* TASK TO COMPLETE *
From the entries, filter out every line that lacks "Today" and copy the rest.

Figure content listings:
((

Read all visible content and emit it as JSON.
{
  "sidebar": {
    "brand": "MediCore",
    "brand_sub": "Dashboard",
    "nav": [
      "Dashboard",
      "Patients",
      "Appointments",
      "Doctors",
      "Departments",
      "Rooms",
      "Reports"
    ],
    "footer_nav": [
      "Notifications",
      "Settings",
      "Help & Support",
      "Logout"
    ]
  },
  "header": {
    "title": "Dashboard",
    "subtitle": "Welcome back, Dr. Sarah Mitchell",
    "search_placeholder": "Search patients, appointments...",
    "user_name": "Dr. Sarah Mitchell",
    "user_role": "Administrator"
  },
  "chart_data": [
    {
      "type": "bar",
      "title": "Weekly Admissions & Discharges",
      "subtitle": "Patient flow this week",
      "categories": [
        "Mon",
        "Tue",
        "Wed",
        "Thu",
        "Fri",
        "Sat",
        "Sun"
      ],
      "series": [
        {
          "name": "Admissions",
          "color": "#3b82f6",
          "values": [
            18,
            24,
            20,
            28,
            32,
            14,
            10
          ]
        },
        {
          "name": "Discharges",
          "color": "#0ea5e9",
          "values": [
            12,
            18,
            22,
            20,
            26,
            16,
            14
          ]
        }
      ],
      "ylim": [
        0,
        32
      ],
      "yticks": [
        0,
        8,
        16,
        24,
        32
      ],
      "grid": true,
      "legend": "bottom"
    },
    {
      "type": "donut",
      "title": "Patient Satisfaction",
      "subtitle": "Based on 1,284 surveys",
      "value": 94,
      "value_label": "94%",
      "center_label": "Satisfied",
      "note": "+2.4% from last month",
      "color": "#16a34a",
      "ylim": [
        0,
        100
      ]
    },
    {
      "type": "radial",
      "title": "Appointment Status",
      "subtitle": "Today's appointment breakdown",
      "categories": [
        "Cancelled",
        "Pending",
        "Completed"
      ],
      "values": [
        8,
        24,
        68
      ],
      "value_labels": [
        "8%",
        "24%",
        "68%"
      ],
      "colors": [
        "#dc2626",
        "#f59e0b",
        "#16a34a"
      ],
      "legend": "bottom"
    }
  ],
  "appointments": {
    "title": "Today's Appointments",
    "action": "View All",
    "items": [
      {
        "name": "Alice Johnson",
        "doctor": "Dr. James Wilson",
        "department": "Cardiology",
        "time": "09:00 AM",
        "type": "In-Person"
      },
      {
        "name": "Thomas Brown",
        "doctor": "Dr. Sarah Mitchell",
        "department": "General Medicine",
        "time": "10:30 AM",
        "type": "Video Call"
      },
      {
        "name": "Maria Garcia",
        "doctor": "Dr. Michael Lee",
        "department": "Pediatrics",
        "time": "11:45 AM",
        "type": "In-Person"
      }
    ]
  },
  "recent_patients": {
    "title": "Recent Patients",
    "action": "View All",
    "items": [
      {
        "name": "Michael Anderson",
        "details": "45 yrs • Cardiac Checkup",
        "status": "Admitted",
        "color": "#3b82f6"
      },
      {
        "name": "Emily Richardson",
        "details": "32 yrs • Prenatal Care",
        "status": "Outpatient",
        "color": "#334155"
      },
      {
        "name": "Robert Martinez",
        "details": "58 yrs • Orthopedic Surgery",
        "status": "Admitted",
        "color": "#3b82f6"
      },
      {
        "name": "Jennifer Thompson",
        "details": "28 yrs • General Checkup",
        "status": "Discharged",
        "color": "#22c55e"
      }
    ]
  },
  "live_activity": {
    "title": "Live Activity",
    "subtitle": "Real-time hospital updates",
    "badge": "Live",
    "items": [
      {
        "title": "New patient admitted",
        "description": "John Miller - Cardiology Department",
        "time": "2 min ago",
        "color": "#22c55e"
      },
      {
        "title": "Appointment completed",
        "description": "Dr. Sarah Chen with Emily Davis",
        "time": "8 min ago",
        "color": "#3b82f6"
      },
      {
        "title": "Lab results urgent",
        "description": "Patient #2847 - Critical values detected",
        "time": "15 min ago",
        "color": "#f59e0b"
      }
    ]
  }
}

))

* WRITTEN SOLUTION *
      "subtitle": "Today's appointment breakdown",
    "title": "Today's Appointments",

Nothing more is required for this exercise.